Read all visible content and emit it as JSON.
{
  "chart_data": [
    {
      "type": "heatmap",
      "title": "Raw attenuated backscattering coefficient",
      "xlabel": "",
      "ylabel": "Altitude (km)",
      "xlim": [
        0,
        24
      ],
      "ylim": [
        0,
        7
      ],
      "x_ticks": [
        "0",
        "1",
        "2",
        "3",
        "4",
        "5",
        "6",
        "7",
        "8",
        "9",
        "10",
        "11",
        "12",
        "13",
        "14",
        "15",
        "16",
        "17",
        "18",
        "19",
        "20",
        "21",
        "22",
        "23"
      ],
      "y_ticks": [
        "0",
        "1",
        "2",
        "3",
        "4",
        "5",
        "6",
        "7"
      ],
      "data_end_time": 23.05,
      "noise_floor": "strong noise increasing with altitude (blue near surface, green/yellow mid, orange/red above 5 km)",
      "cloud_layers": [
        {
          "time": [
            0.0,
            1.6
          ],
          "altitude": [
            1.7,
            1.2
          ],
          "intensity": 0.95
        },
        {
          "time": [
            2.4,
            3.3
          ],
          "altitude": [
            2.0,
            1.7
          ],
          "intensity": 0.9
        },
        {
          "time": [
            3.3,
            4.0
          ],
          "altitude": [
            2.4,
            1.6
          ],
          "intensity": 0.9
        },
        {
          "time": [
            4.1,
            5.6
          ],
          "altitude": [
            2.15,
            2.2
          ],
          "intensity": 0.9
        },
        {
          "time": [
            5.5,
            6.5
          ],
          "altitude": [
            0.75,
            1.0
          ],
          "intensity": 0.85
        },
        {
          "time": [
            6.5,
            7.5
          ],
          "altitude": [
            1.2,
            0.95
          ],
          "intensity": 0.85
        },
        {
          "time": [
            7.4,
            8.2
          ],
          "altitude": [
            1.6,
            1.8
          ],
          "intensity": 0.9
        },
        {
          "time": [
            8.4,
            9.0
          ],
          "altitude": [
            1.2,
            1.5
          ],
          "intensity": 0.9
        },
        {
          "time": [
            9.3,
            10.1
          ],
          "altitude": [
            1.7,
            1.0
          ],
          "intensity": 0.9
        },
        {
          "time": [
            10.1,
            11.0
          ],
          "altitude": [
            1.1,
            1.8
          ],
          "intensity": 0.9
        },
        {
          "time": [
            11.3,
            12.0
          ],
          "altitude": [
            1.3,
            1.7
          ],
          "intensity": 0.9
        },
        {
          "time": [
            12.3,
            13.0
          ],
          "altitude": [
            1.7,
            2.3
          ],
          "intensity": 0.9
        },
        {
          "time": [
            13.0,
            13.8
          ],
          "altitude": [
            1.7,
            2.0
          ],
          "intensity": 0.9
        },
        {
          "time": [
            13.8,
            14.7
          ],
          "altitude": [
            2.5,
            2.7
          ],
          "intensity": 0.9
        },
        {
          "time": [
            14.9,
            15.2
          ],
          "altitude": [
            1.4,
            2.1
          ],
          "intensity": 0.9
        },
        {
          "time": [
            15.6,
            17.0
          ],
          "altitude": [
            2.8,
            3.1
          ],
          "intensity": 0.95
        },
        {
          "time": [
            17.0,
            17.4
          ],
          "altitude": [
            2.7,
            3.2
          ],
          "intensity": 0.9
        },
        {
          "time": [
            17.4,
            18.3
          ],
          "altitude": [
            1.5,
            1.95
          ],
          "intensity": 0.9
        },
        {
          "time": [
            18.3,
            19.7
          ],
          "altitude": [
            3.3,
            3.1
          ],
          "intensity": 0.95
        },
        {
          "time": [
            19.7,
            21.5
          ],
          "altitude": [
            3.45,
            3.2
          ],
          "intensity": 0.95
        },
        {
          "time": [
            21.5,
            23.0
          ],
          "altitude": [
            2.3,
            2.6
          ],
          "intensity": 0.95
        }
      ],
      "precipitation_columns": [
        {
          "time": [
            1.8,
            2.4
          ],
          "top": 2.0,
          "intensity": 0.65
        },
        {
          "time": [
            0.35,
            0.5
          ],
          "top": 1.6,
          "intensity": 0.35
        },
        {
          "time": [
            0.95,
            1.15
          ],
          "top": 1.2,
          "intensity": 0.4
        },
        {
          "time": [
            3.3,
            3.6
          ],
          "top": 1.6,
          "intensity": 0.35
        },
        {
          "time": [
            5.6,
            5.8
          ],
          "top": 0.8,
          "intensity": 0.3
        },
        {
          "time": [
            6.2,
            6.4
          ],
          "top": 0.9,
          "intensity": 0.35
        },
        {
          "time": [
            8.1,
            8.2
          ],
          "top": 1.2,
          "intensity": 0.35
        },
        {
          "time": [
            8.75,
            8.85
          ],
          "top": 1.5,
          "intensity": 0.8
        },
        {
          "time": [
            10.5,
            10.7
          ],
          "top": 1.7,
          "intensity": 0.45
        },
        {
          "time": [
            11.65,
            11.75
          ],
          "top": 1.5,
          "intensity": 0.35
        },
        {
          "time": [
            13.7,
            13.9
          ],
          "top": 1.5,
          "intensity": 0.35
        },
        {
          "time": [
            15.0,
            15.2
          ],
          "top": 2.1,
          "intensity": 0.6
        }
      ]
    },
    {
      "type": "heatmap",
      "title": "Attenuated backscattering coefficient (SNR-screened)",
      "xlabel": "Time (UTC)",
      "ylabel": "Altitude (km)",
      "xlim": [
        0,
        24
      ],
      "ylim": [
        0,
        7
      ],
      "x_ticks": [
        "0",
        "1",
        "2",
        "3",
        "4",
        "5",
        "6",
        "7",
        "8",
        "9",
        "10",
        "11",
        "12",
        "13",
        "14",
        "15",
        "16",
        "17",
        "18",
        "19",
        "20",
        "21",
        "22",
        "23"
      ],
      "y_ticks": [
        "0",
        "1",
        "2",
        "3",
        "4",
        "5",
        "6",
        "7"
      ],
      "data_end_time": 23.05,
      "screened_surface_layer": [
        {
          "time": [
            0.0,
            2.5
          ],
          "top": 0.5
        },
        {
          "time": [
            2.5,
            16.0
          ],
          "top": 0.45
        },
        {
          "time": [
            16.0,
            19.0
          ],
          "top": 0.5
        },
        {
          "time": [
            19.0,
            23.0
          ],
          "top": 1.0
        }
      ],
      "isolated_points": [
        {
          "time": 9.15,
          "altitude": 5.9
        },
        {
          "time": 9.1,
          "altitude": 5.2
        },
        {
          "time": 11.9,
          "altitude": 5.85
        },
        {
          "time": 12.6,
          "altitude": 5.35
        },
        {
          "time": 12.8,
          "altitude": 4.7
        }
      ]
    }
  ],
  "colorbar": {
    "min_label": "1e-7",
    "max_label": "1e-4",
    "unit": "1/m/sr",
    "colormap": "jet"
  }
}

Given problem:
Return each line with "coefficient".

Written response:
      "title": "Raw attenuated backscattering coefficient",
      "title": "Attenuated backscattering coefficient (SNR-screened)",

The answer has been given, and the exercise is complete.